Exercise task = Every line of the material below must be repeated exactly.

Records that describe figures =
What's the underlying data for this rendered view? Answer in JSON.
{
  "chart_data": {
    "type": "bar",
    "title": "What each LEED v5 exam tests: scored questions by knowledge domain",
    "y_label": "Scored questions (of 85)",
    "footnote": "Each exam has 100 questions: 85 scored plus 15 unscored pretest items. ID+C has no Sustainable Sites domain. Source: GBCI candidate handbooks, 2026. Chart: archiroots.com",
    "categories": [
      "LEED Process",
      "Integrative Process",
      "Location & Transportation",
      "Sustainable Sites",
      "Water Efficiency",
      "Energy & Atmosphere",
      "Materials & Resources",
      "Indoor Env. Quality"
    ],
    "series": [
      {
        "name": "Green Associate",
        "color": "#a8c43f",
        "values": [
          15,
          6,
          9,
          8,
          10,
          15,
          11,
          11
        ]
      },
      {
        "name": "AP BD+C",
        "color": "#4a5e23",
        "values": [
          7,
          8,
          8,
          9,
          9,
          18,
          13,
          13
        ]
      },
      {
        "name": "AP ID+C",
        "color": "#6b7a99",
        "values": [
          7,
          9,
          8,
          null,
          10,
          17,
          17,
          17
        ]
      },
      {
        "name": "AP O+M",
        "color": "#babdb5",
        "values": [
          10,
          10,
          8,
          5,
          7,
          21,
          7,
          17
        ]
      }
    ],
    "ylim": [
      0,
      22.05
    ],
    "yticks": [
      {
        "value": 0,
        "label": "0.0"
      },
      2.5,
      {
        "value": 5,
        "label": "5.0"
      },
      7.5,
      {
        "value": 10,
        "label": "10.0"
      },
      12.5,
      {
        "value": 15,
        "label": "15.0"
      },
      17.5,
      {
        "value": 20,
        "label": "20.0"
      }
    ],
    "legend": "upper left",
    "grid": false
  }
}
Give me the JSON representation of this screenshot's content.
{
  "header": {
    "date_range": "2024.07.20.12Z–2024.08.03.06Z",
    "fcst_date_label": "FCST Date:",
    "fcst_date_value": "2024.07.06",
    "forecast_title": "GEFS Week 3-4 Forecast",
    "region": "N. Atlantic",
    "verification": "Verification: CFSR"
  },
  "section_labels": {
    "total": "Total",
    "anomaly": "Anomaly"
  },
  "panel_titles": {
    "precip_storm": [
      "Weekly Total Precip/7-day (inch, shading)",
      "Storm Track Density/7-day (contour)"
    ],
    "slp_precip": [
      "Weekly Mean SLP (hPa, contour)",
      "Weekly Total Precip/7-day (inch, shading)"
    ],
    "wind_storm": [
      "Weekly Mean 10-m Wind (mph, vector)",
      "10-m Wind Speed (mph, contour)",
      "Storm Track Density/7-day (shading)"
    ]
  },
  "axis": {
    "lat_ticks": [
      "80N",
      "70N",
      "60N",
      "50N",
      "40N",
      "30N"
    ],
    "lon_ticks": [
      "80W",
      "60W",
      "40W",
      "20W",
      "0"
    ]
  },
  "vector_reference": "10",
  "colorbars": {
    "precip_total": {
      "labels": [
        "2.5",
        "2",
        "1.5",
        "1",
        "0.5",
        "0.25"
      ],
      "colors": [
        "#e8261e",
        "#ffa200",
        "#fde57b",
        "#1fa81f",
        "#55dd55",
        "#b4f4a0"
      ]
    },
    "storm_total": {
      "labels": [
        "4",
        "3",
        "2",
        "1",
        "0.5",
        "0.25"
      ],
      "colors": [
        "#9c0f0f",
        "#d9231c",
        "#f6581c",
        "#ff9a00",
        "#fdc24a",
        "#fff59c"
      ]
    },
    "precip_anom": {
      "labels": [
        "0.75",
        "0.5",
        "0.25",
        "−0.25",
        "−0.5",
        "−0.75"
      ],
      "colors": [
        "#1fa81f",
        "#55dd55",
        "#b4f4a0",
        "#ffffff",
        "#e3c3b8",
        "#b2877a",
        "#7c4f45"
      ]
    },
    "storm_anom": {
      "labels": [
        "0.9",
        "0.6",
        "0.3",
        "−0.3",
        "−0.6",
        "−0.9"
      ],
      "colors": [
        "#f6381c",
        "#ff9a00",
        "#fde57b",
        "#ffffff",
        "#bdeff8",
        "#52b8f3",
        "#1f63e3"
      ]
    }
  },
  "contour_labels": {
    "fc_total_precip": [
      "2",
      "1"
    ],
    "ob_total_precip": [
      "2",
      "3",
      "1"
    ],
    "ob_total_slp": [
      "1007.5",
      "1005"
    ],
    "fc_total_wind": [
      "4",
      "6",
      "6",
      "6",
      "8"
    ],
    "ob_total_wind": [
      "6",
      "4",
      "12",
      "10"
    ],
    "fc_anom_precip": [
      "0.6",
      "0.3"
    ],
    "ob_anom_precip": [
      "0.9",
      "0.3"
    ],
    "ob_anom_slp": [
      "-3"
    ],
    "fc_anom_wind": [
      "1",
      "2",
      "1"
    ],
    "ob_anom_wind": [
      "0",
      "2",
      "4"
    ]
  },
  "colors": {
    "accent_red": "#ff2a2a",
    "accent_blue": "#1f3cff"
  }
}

Task response =
What's the underlying data for this rendered view? Answer in JSON.
{
  "chart_data": {
    "type": "bar",
    "title": "What each LEED v5 exam tests: scored questions by knowledge domain",
    "y_label": "Scored questions (of 85)",
    "footnote": "Each exam has 100 questions: 85 scored plus 15 unscored pretest items. ID+C has no Sustainable Sites domain. Source: GBCI candidate handbooks, 2026. Chart: archiroots.com",
    "categories": [
      "LEED Process",
      "Integrative Process",
      "Location & Transportation",
      "Sustainable Sites",
      "Water Efficiency",
      "Energy & Atmosphere",
      "Materials & Resources",
      "Indoor Env. Quality"
    ],
    "series": [
      {
        "name": "Green Associate",
        "color": "#a8c43f",
        "values": [
          15,
          6,
          9,
          8,
          10,
          15,
          11,
          11
        ]
      },
      {
        "name": "AP BD+C",
        "color": "#4a5e23",
        "values": [
          7,
          8,
          8,
          9,
          9,
          18,
          13,
          13
        ]
      },
      {
        "name": "AP ID+C",
        "color": "#6b7a99",
        "values": [
          7,
          9,
          8,
          null,
          10,
          17,
          17,
          17
        ]
      },
      {
        "name": "AP O+M",
        "color": "#babdb5",
        "values": [
          10,
          10,
          8,
          5,
          7,
          21,
          7,
          17
        ]
      }
    ],
    "ylim": [
      0,
      22.05
    ],
    "yticks": [
      {
        "value": 0,
        "label": "0.0"
      },
      2.5,
      {
        "value": 5,
        "label": "5.0"
      },
      7.5,
      {
        "value": 10,
        "label": "10.0"
      },
      12.5,
      {
        "value": 15,
        "label": "15.0"
      },
      17.5,
      {
        "value": 20,
        "label": "20.0"
      }
    ],
    "legend": "upper left",
    "grid": false
  }
}
Give me the JSON representation of this screenshot's content.
{
  "header": {
    "date_range": "2024.07.20.12Z–2024.08.03.06Z",
    "fcst_date_label": "FCST Date:",
    "fcst_date_value": "2024.07.06",
    "forecast_title": "GEFS Week 3-4 Forecast",
    "region": "N. Atlantic",
    "verification": "Verification: CFSR"
  },
  "section_labels": {
    "total": "Total",
    "anomaly": "Anomaly"
  },
  "panel_titles": {
    "precip_storm": [
      "Weekly Total Precip/7-day (inch, shading)",
      "Storm Track Density/7-day (contour)"
    ],
    "slp_precip": [
      "Weekly Mean SLP (hPa, contour)",
      "Weekly Total Precip/7-day (inch, shading)"
    ],
    "wind_storm": [
      "Weekly Mean 10-m Wind (mph, vector)",
      "10-m Wind Speed (mph, contour)",
      "Storm Track Density/7-day (shading)"
    ]
  },
  "axis": {
    "lat_ticks": [
      "80N",
      "70N",
      "60N",
      "50N",
      "40N",
      "30N"
    ],
    "lon_ticks": [
      "80W",
      "60W",
      "40W",
      "20W",
      "0"
    ]
  },
  "vector_reference": "10",
  "colorbars": {
    "precip_total": {
      "labels": [
        "2.5",
        "2",
        "1.5",
        "1",
        "0.5",
        "0.25"
      ],
      "colors": [
        "#e8261e",
        "#ffa200",
        "#fde57b",
        "#1fa81f",
        "#55dd55",
        "#b4f4a0"
      ]
    },
    "storm_total": {
      "labels": [
        "4",
        "3",
        "2",
        "1",
        "0.5",
        "0.25"
      ],
      "colors": [
        "#9c0f0f",
        "#d9231c",
        "#f6581c",
        "#ff9a00",
        "#fdc24a",
        "#fff59c"
      ]
    },
    "precip_anom": {
      "labels": [
        "0.75",
        "0.5",
        "0.25",
        "−0.25",
        "−0.5",
        "−0.75"
      ],
      "colors": [
        "#1fa81f",
        "#55dd55",
        "#b4f4a0",
        "#ffffff",
        "#e3c3b8",
        "#b2877a",
        "#7c4f45"
      ]
    },
    "storm_anom": {
      "labels": [
        "0.9",
        "0.6",
        "0.3",
        "−0.3",
        "−0.6",
        "−0.9"
      ],
      "colors": [
        "#f6381c",
        "#ff9a00",
        "#fde57b",
        "#ffffff",
        "#bdeff8",
        "#52b8f3",
        "#1f63e3"
      ]
    }
  },
  "contour_labels": {
    "fc_total_precip": [
      "2",
      "1"
    ],
    "ob_total_precip": [
      "2",
      "3",
      "1"
    ],
    "ob_total_slp": [
      "1007.5",
      "1005"
    ],
    "fc_total_wind": [
      "4",
      "6",
      "6",
      "6",
      "8"
    ],
    "ob_total_wind": [
      "6",
      "4",
      "12",
      "10"
    ],
    "fc_anom_precip": [
      "0.6",
      "0.3"
    ],
    "ob_anom_precip": [
      "0.9",
      "0.3"
    ],
    "ob_anom_slp": [
      "-3"
    ],
    "fc_anom_wind": [
      "1",
      "2",
      "1"
    ],
    "ob_anom_wind": [
      "0",
      "2",
      "4"
    ]
  },
  "colors": {
    "accent_red": "#ff2a2a",
    "accent_blue": "#1f3cff"
  }
}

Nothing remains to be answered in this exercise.